Goal:
Every record below should be written out exactly; pictures stay out.

+++ Records supplied +++

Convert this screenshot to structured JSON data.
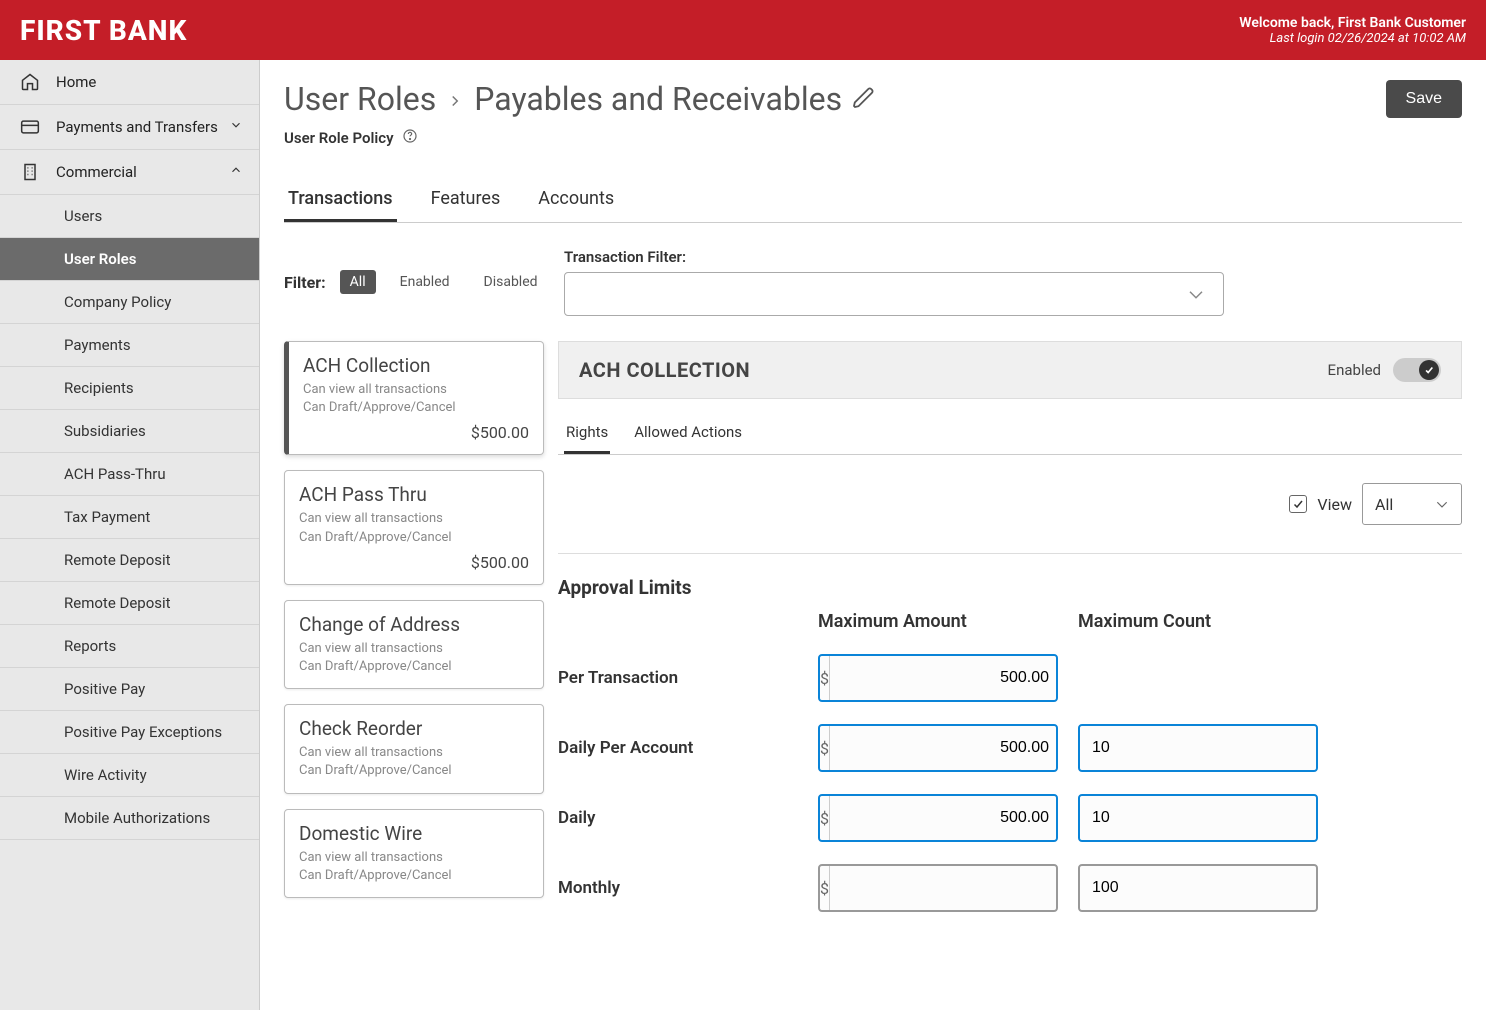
{
  "header": {
    "logo": "FIRST BANK",
    "welcome_line1": "Welcome back, First Bank Customer",
    "welcome_line2": "Last login 02/26/2024 at 10:02 AM"
  },
  "sidebar": {
    "home": "Home",
    "payments": "Payments and Transfers",
    "commercial": "Commercial",
    "sub": {
      "users": "Users",
      "user_roles": "User Roles",
      "company_policy": "Company Policy",
      "payments": "Payments",
      "recipients": "Recipients",
      "subsidiaries": "Subsidiaries",
      "ach_pass_thru": "ACH Pass-Thru",
      "tax_payment": "Tax Payment",
      "remote_deposit1": "Remote Deposit",
      "remote_deposit2": "Remote Deposit",
      "reports": "Reports",
      "positive_pay": "Positive Pay",
      "positive_pay_exceptions": "Positive Pay Exceptions",
      "wire_activity": "Wire Activity",
      "mobile_authorizations": "Mobile Authorizations"
    }
  },
  "breadcrumb": {
    "root": "User Roles",
    "current": "Payables and Receivables"
  },
  "save_label": "Save",
  "subhead": "User Role Policy",
  "tabs": {
    "transactions": "Transactions",
    "features": "Features",
    "accounts": "Accounts"
  },
  "filter": {
    "label": "Filter:",
    "all": "All",
    "enabled": "Enabled",
    "disabled": "Disabled",
    "tx_label": "Transaction Filter:"
  },
  "tx_list": [
    {
      "title": "ACH Collection",
      "meta1": "Can view all transactions",
      "meta2": "Can Draft/Approve/Cancel",
      "amount": "$500.00"
    },
    {
      "title": "ACH Pass Thru",
      "meta1": "Can view all transactions",
      "meta2": "Can Draft/Approve/Cancel",
      "amount": "$500.00"
    },
    {
      "title": "Change of Address",
      "meta1": "Can view all transactions",
      "meta2": "Can Draft/Approve/Cancel",
      "amount": ""
    },
    {
      "title": "Check Reorder",
      "meta1": "Can view all transactions",
      "meta2": "Can Draft/Approve/Cancel",
      "amount": ""
    },
    {
      "title": "Domestic Wire",
      "meta1": "Can view all transactions",
      "meta2": "Can Draft/Approve/Cancel",
      "amount": ""
    }
  ],
  "detail": {
    "title": "ACH COLLECTION",
    "enabled_label": "Enabled",
    "subtabs": {
      "rights": "Rights",
      "allowed": "Allowed Actions"
    },
    "view_label": "View",
    "view_select": "All",
    "approval_title": "Approval Limits",
    "col_amount": "Maximum Amount",
    "col_count": "Maximum Count",
    "currency": "$",
    "rows": {
      "per_tx": {
        "label": "Per Transaction",
        "amount": "500.00",
        "count": ""
      },
      "daily_acct": {
        "label": "Daily Per Account",
        "amount": "500.00",
        "count": "10"
      },
      "daily": {
        "label": "Daily",
        "amount": "500.00",
        "count": "10"
      },
      "monthly": {
        "label": "Monthly",
        "amount": "",
        "count": "100"
      }
    }
  }
}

+++

Exercise answer:
Convert this screenshot to structured JSON data.
{
  "header": {
    "logo": "FIRST BANK",
    "welcome_line1": "Welcome back, First Bank Customer",
    "welcome_line2": "Last login 02/26/2024 at 10:02 AM"
  },
  "sidebar": {
    "home": "Home",
    "payments": "Payments and Transfers",
    "commercial": "Commercial",
    "sub": {
      "users": "Users",
      "user_roles": "User Roles",
      "company_policy": "Company Policy",
      "payments": "Payments",
      "recipients": "Recipients",
      "subsidiaries": "Subsidiaries",
      "ach_pass_thru": "ACH Pass-Thru",
      "tax_payment": "Tax Payment",
      "remote_deposit1": "Remote Deposit",
      "remote_deposit2": "Remote Deposit",
      "reports": "Reports",
      "positive_pay": "Positive Pay",
      "positive_pay_exceptions": "Positive Pay Exceptions",
      "wire_activity": "Wire Activity",
      "mobile_authorizations": "Mobile Authorizations"
    }
  },
  "breadcrumb": {
    "root": "User Roles",
    "current": "Payables and Receivables"
  },
  "save_label": "Save",
  "subhead": "User Role Policy",
  "tabs": {
    "transactions": "Transactions",
    "features": "Features",
    "accounts": "Accounts"
  },
  "filter": {
    "label": "Filter:",
    "all": "All",
    "enabled": "Enabled",
    "disabled": "Disabled",
    "tx_label": "Transaction Filter:"
  },
  "tx_list": [
    {
      "title": "ACH Collection",
      "meta1": "Can view all transactions",
      "meta2": "Can Draft/Approve/Cancel",
      "amount": "$500.00"
    },
    {
      "title": "ACH Pass Thru",
      "meta1": "Can view all transactions",
      "meta2": "Can Draft/Approve/Cancel",
      "amount": "$500.00"
    },
    {
      "title": "Change of Address",
      "meta1": "Can view all transactions",
      "meta2": "Can Draft/Approve/Cancel",
      "amount": ""
    },
    {
      "title": "Check Reorder",
      "meta1": "Can view all transactions",
      "meta2": "Can Draft/Approve/Cancel",
      "amount": ""
    },
    {
      "title": "Domestic Wire",
      "meta1": "Can view all transactions",
      "meta2": "Can Draft/Approve/Cancel",
      "amount": ""
    }
  ],
  "detail": {
    "title": "ACH COLLECTION",
    "enabled_label": "Enabled",
    "subtabs": {
      "rights": "Rights",
      "allowed": "Allowed Actions"
    },
    "view_label": "View",
    "view_select": "All",
    "approval_title": "Approval Limits",
    "col_amount": "Maximum Amount",
    "col_count": "Maximum Count",
    "currency": "$",
    "rows": {
      "per_tx": {
        "label": "Per Transaction",
        "amount": "500.00",
        "count": ""
      },
      "daily_acct": {
        "label": "Daily Per Account",
        "amount": "500.00",
        "count": "10"
      },
      "daily": {
        "label": "Daily",
        "amount": "500.00",
        "count": "10"
      },
      "monthly": {
        "label": "Monthly",
        "amount": "",
        "count": "100"
      }
    }
  }
}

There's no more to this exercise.